- **WRITTEN EXERCISE**: Each line of the material must be returned exactly.

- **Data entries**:

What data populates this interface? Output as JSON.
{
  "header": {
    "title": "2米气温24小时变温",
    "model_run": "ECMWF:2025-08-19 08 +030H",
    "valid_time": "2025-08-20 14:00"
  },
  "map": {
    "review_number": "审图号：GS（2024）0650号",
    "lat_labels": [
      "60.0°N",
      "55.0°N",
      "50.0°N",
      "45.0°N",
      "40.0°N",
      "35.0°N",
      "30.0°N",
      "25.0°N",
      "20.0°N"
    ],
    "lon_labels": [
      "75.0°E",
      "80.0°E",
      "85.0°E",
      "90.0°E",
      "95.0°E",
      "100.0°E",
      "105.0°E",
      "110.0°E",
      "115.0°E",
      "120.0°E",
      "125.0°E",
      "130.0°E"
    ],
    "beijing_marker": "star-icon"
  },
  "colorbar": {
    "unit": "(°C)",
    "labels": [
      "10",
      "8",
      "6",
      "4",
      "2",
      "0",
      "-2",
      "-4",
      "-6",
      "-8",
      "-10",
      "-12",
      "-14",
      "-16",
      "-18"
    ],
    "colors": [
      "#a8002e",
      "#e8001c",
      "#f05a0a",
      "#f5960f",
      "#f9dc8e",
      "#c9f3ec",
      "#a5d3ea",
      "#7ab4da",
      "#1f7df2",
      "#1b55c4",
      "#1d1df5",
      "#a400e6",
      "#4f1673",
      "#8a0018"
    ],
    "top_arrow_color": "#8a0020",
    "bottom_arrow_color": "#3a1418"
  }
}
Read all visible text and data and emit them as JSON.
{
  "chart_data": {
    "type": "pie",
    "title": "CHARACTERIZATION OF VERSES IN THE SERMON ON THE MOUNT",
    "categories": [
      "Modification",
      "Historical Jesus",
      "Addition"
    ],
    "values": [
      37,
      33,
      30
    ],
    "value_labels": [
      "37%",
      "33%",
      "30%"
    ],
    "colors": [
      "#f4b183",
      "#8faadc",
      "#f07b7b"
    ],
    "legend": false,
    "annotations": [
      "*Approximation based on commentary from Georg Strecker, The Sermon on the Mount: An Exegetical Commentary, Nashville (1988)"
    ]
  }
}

- **ANSWER FOR THE TASK**:
What data populates this interface? Output as JSON.
{
  "header": {
    "title": "2米气温24小时变温",
    "model_run": "ECMWF:2025-08-19 08 +030H",
    "valid_time": "2025-08-20 14:00"
  },
  "map": {
    "review_number": "审图号：GS（2024）0650号",
    "lat_labels": [
      "60.0°N",
      "55.0°N",
      "50.0°N",
      "45.0°N",
      "40.0°N",
      "35.0°N",
      "30.0°N",
      "25.0°N",
      "20.0°N"
    ],
    "lon_labels": [
      "75.0°E",
      "80.0°E",
      "85.0°E",
      "90.0°E",
      "95.0°E",
      "100.0°E",
      "105.0°E",
      "110.0°E",
      "115.0°E",
      "120.0°E",
      "125.0°E",
      "130.0°E"
    ],
    "beijing_marker": "star-icon"
  },
  "colorbar": {
    "unit": "(°C)",
    "labels": [
      "10",
      "8",
      "6",
      "4",
      "2",
      "0",
      "-2",
      "-4",
      "-6",
      "-8",
      "-10",
      "-12",
      "-14",
      "-16",
      "-18"
    ],
    "colors": [
      "#a8002e",
      "#e8001c",
      "#f05a0a",
      "#f5960f",
      "#f9dc8e",
      "#c9f3ec",
      "#a5d3ea",
      "#7ab4da",
      "#1f7df2",
      "#1b55c4",
      "#1d1df5",
      "#a400e6",
      "#4f1673",
      "#8a0018"
    ],
    "top_arrow_color": "#8a0020",
    "bottom_arrow_color": "#3a1418"
  }
}
Read all visible text and data and emit them as JSON.
{
  "chart_data": {
    "type": "pie",
    "title": "CHARACTERIZATION OF VERSES IN THE SERMON ON THE MOUNT",
    "categories": [
      "Modification",
      "Historical Jesus",
      "Addition"
    ],
    "values": [
      37,
      33,
      30
    ],
    "value_labels": [
      "37%",
      "33%",
      "30%"
    ],
    "colors": [
      "#f4b183",
      "#8faadc",
      "#f07b7b"
    ],
    "legend": false,
    "annotations": [
      "*Approximation based on commentary from Georg Strecker, The Sermon on the Mount: An Exegetical Commentary, Nashville (1988)"
    ]
  }
}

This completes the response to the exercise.